* [What to work on] Write out the records below word for word, please.

* [Available records]
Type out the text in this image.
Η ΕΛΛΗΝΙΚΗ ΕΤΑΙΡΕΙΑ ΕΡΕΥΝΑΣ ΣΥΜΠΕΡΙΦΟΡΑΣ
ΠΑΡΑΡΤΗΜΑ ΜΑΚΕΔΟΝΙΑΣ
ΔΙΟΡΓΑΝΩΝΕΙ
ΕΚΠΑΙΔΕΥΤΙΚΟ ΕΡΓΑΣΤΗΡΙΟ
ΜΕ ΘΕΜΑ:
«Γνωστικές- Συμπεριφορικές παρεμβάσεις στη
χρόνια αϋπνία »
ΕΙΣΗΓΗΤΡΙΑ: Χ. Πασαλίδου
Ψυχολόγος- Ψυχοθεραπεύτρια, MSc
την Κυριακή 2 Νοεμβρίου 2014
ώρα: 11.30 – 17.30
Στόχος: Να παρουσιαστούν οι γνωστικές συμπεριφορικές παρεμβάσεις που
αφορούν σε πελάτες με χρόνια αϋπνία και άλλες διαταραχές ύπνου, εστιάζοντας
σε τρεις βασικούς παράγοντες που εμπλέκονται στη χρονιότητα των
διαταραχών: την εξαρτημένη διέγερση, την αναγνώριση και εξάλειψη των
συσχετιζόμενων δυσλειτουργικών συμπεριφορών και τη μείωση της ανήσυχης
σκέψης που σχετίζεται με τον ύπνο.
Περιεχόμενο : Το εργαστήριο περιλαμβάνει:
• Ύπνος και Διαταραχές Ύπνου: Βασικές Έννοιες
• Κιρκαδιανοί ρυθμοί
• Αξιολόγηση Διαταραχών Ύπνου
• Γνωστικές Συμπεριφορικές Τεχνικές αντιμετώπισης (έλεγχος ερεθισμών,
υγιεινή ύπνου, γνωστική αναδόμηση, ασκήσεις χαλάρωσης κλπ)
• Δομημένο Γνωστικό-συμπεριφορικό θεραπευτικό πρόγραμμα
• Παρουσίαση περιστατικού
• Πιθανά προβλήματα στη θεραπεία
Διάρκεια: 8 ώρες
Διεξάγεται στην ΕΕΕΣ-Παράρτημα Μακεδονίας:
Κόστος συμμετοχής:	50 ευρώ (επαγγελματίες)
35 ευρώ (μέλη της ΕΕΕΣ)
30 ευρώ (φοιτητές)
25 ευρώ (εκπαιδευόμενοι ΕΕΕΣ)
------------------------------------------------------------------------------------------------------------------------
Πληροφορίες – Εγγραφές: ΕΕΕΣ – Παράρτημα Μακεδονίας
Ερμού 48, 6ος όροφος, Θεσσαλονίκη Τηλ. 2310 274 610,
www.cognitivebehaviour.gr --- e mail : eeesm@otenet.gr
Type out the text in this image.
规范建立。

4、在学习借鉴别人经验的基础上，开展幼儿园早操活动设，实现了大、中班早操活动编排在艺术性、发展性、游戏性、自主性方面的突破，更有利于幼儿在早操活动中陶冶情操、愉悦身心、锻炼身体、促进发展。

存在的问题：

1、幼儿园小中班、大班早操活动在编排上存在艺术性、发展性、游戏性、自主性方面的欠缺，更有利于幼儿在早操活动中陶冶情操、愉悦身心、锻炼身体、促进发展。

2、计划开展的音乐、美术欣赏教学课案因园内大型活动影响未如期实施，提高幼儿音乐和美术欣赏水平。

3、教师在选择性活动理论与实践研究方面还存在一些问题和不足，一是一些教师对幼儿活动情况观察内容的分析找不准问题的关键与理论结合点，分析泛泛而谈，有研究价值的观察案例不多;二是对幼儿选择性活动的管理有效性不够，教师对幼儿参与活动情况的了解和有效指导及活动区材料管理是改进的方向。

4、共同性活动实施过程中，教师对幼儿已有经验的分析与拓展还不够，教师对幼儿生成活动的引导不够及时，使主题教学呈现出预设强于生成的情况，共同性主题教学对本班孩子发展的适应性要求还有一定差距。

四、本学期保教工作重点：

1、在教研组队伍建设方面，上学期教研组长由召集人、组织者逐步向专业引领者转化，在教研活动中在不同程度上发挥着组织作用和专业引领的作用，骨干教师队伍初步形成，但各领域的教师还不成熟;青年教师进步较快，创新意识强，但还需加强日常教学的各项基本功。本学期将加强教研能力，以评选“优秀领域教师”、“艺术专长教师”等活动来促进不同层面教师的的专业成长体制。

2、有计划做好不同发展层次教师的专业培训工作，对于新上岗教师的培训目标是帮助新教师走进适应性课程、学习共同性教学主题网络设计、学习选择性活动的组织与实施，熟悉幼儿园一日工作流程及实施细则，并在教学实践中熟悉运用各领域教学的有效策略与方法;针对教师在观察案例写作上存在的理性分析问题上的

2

* [Answer]
Type out the text in this image.
Η ΕΛΛΗΝΙΚΗ ΕΤΑΙΡΕΙΑ ΕΡΕΥΝΑΣ ΣΥΜΠΕΡΙΦΟΡΑΣ
ΠΑΡΑΡΤΗΜΑ ΜΑΚΕΔΟΝΙΑΣ
ΔΙΟΡΓΑΝΩΝΕΙ
ΕΚΠΑΙΔΕΥΤΙΚΟ ΕΡΓΑΣΤΗΡΙΟ
ΜΕ ΘΕΜΑ:
«Γνωστικές- Συμπεριφορικές παρεμβάσεις στη
χρόνια αϋπνία »
ΕΙΣΗΓΗΤΡΙΑ: Χ. Πασαλίδου
Ψυχολόγος- Ψυχοθεραπεύτρια, MSc
την Κυριακή 2 Νοεμβρίου 2014
ώρα: 11.30 – 17.30
Στόχος: Να παρουσιαστούν οι γνωστικές συμπεριφορικές παρεμβάσεις που
αφορούν σε πελάτες με χρόνια αϋπνία και άλλες διαταραχές ύπνου, εστιάζοντας
σε τρεις βασικούς παράγοντες που εμπλέκονται στη χρονιότητα των
διαταραχών: την εξαρτημένη διέγερση, την αναγνώριση και εξάλειψη των
συσχετιζόμενων δυσλειτουργικών συμπεριφορών και τη μείωση της ανήσυχης
σκέψης που σχετίζεται με τον ύπνο.
Περιεχόμενο : Το εργαστήριο περιλαμβάνει:
• Ύπνος και Διαταραχές Ύπνου: Βασικές Έννοιες
• Κιρκαδιανοί ρυθμοί
• Αξιολόγηση Διαταραχών Ύπνου
• Γνωστικές Συμπεριφορικές Τεχνικές αντιμετώπισης (έλεγχος ερεθισμών,
υγιεινή ύπνου, γνωστική αναδόμηση, ασκήσεις χαλάρωσης κλπ)
• Δομημένο Γνωστικό-συμπεριφορικό θεραπευτικό πρόγραμμα
• Παρουσίαση περιστατικού
• Πιθανά προβλήματα στη θεραπεία
Διάρκεια: 8 ώρες
Διεξάγεται στην ΕΕΕΣ-Παράρτημα Μακεδονίας:
Κόστος συμμετοχής:	50 ευρώ (επαγγελματίες)
35 ευρώ (μέλη της ΕΕΕΣ)
30 ευρώ (φοιτητές)
25 ευρώ (εκπαιδευόμενοι ΕΕΕΣ)
------------------------------------------------------------------------------------------------------------------------
Πληροφορίες – Εγγραφές: ΕΕΕΣ – Παράρτημα Μακεδονίας
Ερμού 48, 6ος όροφος, Θεσσαλονίκη Τηλ. 2310 274 610,
www.cognitivebehaviour.gr --- e mail : eeesm@otenet.gr
Type out the text in this image.
规范建立。

4、在学习借鉴别人经验的基础上，开展幼儿园早操活动设，实现了大、中班早操活动编排在艺术性、发展性、游戏性、自主性方面的突破，更有利于幼儿在早操活动中陶冶情操、愉悦身心、锻炼身体、促进发展。

存在的问题：

1、幼儿园小中班、大班早操活动在编排上存在艺术性、发展性、游戏性、自主性方面的欠缺，更有利于幼儿在早操活动中陶冶情操、愉悦身心、锻炼身体、促进发展。

2、计划开展的音乐、美术欣赏教学课案因园内大型活动影响未如期实施，提高幼儿音乐和美术欣赏水平。

3、教师在选择性活动理论与实践研究方面还存在一些问题和不足，一是一些教师对幼儿活动情况观察内容的分析找不准问题的关键与理论结合点，分析泛泛而谈，有研究价值的观察案例不多;二是对幼儿选择性活动的管理有效性不够，教师对幼儿参与活动情况的了解和有效指导及活动区材料管理是改进的方向。

4、共同性活动实施过程中，教师对幼儿已有经验的分析与拓展还不够，教师对幼儿生成活动的引导不够及时，使主题教学呈现出预设强于生成的情况，共同性主题教学对本班孩子发展的适应性要求还有一定差距。

四、本学期保教工作重点：

1、在教研组队伍建设方面，上学期教研组长由召集人、组织者逐步向专业引领者转化，在教研活动中在不同程度上发挥着组织作用和专业引领的作用，骨干教师队伍初步形成，但各领域的教师还不成熟;青年教师进步较快，创新意识强，但还需加强日常教学的各项基本功。本学期将加强教研能力，以评选“优秀领域教师”、“艺术专长教师”等活动来促进不同层面教师的的专业成长体制。

2、有计划做好不同发展层次教师的专业培训工作，对于新上岗教师的培训目标是帮助新教师走进适应性课程、学习共同性教学主题网络设计、学习选择性活动的组织与实施，熟悉幼儿园一日工作流程及实施细则，并在教学实践中熟悉运用各领域教学的有效策略与方法;针对教师在观察案例写作上存在的理性分析问题上的

2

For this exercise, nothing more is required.